Copy each line of the listing below exactly.
— BEGIN ENTRIES SHOWN —
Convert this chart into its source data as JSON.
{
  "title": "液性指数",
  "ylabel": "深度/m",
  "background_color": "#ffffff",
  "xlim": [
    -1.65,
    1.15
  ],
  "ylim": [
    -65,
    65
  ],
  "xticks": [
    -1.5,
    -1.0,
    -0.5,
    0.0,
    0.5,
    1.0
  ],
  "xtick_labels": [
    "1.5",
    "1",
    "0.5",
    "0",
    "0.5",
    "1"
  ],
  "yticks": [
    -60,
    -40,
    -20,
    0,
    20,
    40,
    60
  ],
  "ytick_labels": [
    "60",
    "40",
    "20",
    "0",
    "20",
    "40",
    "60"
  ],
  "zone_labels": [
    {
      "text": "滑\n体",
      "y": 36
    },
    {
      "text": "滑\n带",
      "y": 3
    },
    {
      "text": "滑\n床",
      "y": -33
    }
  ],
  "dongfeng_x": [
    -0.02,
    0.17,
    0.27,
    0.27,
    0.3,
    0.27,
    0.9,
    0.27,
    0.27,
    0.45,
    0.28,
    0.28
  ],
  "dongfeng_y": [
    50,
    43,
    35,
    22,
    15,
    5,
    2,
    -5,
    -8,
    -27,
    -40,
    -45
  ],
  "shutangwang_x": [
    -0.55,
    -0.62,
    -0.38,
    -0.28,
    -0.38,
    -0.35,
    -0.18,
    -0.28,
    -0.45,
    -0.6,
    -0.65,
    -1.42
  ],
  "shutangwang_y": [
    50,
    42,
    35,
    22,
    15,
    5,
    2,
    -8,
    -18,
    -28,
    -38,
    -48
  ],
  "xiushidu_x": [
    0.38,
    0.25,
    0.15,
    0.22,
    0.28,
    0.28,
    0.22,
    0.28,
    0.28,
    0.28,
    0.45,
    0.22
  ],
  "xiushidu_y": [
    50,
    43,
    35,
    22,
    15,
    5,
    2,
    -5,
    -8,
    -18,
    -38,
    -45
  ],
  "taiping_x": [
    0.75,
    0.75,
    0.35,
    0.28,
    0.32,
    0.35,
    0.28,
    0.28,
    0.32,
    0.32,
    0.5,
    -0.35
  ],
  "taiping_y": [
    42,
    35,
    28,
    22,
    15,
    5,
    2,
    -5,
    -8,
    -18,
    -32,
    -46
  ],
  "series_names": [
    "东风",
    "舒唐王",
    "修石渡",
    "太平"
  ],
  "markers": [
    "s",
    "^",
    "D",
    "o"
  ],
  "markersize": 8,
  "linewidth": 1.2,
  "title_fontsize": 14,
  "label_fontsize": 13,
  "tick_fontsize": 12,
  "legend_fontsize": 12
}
— END ENTRIES SHOWN —
__FINISHED EXERCISE__
Convert this chart into its source data as JSON.
{
  "title": "液性指数",
  "ylabel": "深度/m",
  "background_color": "#ffffff",
  "xlim": [
    -1.65,
    1.15
  ],
  "ylim": [
    -65,
    65
  ],
  "xticks": [
    -1.5,
    -1.0,
    -0.5,
    0.0,
    0.5,
    1.0
  ],
  "xtick_labels": [
    "1.5",
    "1",
    "0.5",
    "0",
    "0.5",
    "1"
  ],
  "yticks": [
    -60,
    -40,
    -20,
    0,
    20,
    40,
    60
  ],
  "ytick_labels": [
    "60",
    "40",
    "20",
    "0",
    "20",
    "40",
    "60"
  ],
  "zone_labels": [
    {
      "text": "滑\n体",
      "y": 36
    },
    {
      "text": "滑\n带",
      "y": 3
    },
    {
      "text": "滑\n床",
      "y": -33
    }
  ],
  "dongfeng_x": [
    -0.02,
    0.17,
    0.27,
    0.27,
    0.3,
    0.27,
    0.9,
    0.27,
    0.27,
    0.45,
    0.28,
    0.28
  ],
  "dongfeng_y": [
    50,
    43,
    35,
    22,
    15,
    5,
    2,
    -5,
    -8,
    -27,
    -40,
    -45
  ],
  "shutangwang_x": [
    -0.55,
    -0.62,
    -0.38,
    -0.28,
    -0.38,
    -0.35,
    -0.18,
    -0.28,
    -0.45,
    -0.6,
    -0.65,
    -1.42
  ],
  "shutangwang_y": [
    50,
    42,
    35,
    22,
    15,
    5,
    2,
    -8,
    -18,
    -28,
    -38,
    -48
  ],
  "xiushidu_x": [
    0.38,
    0.25,
    0.15,
    0.22,
    0.28,
    0.28,
    0.22,
    0.28,
    0.28,
    0.28,
    0.45,
    0.22
  ],
  "xiushidu_y": [
    50,
    43,
    35,
    22,
    15,
    5,
    2,
    -5,
    -8,
    -18,
    -38,
    -45
  ],
  "taiping_x": [
    0.75,
    0.75,
    0.35,
    0.28,
    0.32,
    0.35,
    0.28,
    0.28,
    0.32,
    0.32,
    0.5,
    -0.35
  ],
  "taiping_y": [
    42,
    35,
    28,
    22,
    15,
    5,
    2,
    -5,
    -8,
    -18,
    -32,
    -46
  ],
  "series_names": [
    "东风",
    "舒唐王",
    "修石渡",
    "太平"
  ],
  "markers": [
    "s",
    "^",
    "D",
    "o"
  ],
  "markersize": 8,
  "linewidth": 1.2,
  "title_fontsize": 14,
  "label_fontsize": 13,
  "tick_fontsize": 12,
  "legend_fontsize": 12
}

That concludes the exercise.